▸ REQUEST
The required output is the line that contains "Output the text content of this document." plus every line after it in the listing below, copied exactly as it appears.

▸ DATASET EXTRACT
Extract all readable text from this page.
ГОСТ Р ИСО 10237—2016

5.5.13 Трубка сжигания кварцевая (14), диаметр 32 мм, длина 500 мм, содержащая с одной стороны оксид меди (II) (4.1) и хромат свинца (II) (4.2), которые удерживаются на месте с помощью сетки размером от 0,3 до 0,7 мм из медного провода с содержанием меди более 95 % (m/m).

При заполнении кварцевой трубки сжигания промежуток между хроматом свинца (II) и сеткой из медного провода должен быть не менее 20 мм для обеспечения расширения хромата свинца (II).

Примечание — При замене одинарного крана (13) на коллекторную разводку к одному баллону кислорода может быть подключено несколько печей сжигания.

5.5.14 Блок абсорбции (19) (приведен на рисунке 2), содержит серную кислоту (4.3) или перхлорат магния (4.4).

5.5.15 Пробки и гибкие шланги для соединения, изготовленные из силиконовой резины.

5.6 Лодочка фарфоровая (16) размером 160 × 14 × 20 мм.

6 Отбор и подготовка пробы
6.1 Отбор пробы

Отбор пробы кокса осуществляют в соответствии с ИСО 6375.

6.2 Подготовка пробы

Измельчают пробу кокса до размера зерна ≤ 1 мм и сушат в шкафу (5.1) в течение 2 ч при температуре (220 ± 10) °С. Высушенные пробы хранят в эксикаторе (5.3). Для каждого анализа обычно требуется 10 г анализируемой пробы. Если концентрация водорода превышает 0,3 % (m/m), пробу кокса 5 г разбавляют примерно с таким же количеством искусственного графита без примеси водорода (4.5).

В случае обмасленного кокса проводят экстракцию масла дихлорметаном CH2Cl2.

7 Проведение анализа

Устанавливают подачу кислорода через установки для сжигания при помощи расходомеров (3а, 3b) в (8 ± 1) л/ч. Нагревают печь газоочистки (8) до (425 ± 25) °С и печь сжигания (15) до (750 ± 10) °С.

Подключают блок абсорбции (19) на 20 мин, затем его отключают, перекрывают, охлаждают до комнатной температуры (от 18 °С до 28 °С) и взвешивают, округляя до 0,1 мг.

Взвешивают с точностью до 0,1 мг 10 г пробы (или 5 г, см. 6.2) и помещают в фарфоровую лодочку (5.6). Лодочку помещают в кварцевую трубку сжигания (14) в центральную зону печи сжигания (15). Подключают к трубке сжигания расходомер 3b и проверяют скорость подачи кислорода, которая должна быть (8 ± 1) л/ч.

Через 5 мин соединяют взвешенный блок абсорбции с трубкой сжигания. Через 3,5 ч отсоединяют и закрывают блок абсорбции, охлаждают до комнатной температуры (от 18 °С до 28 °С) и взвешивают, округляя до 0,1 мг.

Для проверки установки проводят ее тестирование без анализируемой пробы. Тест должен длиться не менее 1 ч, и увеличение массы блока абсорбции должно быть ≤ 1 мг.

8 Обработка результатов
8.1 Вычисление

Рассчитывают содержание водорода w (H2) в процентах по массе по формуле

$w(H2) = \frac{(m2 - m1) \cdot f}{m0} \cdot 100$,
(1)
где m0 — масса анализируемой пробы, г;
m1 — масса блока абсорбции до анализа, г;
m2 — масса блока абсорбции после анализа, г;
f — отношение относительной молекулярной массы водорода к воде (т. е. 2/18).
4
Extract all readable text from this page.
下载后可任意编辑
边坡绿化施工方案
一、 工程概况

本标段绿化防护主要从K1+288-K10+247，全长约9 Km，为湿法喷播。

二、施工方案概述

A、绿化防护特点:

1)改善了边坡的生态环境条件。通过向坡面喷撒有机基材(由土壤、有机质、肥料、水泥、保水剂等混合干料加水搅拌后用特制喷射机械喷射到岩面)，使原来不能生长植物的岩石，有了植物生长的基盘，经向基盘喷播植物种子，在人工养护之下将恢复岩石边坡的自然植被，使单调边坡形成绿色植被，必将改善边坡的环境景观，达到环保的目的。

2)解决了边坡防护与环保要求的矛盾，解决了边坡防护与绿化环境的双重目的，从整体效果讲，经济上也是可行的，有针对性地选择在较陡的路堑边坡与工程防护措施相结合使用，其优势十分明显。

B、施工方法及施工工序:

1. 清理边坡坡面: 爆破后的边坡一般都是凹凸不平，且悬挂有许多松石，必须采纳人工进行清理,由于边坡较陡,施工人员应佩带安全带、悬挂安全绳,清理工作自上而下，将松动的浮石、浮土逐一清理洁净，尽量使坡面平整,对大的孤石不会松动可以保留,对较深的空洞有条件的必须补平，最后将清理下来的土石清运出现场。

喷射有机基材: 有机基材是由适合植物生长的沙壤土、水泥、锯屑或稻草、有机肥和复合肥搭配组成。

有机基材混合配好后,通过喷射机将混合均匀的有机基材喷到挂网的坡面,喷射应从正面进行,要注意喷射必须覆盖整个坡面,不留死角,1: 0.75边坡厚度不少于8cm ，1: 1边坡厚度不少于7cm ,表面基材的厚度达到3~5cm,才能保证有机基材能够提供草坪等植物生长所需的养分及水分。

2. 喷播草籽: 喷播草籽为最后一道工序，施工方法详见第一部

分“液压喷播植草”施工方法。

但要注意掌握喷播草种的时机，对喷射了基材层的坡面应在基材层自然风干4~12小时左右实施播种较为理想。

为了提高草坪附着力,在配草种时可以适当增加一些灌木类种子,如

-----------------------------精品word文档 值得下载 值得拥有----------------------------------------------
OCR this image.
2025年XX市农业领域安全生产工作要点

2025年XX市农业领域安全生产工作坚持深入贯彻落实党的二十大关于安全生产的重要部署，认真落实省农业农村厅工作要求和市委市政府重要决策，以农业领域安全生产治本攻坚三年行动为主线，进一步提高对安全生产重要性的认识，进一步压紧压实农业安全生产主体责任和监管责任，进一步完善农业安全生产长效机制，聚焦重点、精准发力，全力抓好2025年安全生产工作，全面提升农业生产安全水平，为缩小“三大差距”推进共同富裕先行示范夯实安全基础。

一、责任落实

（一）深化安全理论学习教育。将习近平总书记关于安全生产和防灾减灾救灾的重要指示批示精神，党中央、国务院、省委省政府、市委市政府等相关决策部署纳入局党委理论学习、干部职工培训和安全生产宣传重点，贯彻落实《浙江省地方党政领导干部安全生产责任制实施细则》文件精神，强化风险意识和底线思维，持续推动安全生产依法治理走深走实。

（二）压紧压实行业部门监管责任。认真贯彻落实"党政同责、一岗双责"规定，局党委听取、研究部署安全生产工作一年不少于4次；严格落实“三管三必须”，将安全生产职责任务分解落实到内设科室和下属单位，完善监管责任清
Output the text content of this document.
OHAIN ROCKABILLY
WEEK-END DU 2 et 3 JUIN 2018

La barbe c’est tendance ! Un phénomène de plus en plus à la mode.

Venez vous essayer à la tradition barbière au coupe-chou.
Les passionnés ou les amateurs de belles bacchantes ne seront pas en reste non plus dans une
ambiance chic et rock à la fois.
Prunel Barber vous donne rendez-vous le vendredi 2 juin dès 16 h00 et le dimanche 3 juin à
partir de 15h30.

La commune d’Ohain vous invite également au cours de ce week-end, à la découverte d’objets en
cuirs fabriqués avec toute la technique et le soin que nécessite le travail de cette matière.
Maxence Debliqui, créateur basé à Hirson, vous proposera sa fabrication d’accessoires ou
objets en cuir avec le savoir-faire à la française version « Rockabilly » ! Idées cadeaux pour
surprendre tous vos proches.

▸ COMPLETE RESPONSE
Output the text content of this document.
OHAIN ROCKABILLY
WEEK-END DU 2 et 3 JUIN 2018

La barbe c’est tendance ! Un phénomène de plus en plus à la mode.

Venez vous essayer à la tradition barbière au coupe-chou.
Les passionnés ou les amateurs de belles bacchantes ne seront pas en reste non plus dans une
ambiance chic et rock à la fois.
Prunel Barber vous donne rendez-vous le vendredi 2 juin dès 16 h00 et le dimanche 3 juin à
partir de 15h30.

La commune d’Ohain vous invite également au cours de ce week-end, à la découverte d’objets en
cuirs fabriqués avec toute la technique et le soin que nécessite le travail de cette matière.
Maxence Debliqui, créateur basé à Hirson, vous proposera sa fabrication d’accessoires ou
objets en cuir avec le savoir-faire à la française version « Rockabilly » ! Idées cadeaux pour
surprendre tous vos proches.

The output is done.